_PROVIDED MATERIAL_:

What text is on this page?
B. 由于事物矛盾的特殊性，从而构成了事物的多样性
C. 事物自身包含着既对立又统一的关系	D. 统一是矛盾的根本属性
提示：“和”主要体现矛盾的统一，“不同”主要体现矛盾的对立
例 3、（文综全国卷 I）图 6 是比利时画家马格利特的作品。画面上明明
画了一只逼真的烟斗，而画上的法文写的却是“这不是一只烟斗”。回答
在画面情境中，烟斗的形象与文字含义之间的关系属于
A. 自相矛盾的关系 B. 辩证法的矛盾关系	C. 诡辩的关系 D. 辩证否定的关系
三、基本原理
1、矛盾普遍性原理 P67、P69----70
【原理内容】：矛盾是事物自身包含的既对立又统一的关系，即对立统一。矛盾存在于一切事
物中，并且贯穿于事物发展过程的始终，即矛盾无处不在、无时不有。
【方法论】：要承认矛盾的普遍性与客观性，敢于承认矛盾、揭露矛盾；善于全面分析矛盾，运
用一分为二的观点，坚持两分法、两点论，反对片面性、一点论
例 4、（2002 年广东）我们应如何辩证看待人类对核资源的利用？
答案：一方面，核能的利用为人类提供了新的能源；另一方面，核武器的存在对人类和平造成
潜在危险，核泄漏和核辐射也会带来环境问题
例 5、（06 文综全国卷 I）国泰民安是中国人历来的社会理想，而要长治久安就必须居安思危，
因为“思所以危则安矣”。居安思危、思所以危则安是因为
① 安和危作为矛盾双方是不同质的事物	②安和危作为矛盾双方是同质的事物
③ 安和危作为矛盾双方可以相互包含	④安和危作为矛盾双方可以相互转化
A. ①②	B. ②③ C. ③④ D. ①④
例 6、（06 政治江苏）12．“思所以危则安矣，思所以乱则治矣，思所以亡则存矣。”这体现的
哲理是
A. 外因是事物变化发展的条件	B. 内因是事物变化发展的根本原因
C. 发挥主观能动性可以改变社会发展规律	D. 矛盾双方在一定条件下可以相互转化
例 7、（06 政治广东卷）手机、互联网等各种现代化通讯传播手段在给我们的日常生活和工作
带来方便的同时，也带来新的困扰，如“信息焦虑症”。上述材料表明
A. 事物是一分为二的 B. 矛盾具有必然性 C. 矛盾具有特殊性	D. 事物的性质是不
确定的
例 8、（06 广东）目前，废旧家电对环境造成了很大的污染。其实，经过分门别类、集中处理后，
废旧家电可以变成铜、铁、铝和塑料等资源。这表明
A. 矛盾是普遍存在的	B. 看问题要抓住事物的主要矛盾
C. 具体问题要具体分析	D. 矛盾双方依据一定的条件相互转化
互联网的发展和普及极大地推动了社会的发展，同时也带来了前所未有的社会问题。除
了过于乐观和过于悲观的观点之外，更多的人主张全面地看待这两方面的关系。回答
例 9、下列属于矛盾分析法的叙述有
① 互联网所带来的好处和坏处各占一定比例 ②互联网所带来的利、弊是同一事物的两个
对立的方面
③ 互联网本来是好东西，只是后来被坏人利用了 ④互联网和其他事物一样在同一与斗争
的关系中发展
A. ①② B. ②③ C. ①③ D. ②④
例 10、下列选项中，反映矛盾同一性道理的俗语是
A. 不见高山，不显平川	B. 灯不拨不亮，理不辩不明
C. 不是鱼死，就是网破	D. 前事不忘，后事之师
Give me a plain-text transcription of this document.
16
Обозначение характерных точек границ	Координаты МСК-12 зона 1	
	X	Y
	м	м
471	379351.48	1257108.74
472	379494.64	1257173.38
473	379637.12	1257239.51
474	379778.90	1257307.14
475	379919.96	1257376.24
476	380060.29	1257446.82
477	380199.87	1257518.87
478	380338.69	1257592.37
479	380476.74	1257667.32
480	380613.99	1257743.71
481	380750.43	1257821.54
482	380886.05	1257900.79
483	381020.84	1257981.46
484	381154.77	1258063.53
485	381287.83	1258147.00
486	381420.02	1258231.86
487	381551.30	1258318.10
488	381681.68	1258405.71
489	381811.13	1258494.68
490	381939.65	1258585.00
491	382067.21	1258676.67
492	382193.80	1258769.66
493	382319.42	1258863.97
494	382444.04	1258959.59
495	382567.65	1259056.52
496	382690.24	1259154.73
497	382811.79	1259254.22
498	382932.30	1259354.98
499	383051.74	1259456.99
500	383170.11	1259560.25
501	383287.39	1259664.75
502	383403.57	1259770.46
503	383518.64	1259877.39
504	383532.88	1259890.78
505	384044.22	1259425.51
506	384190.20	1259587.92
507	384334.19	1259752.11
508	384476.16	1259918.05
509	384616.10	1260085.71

_YOUR TASK_: Provide only the number of lines in the records containing the string "text".

_OUTPUT OF THE TASK_: 2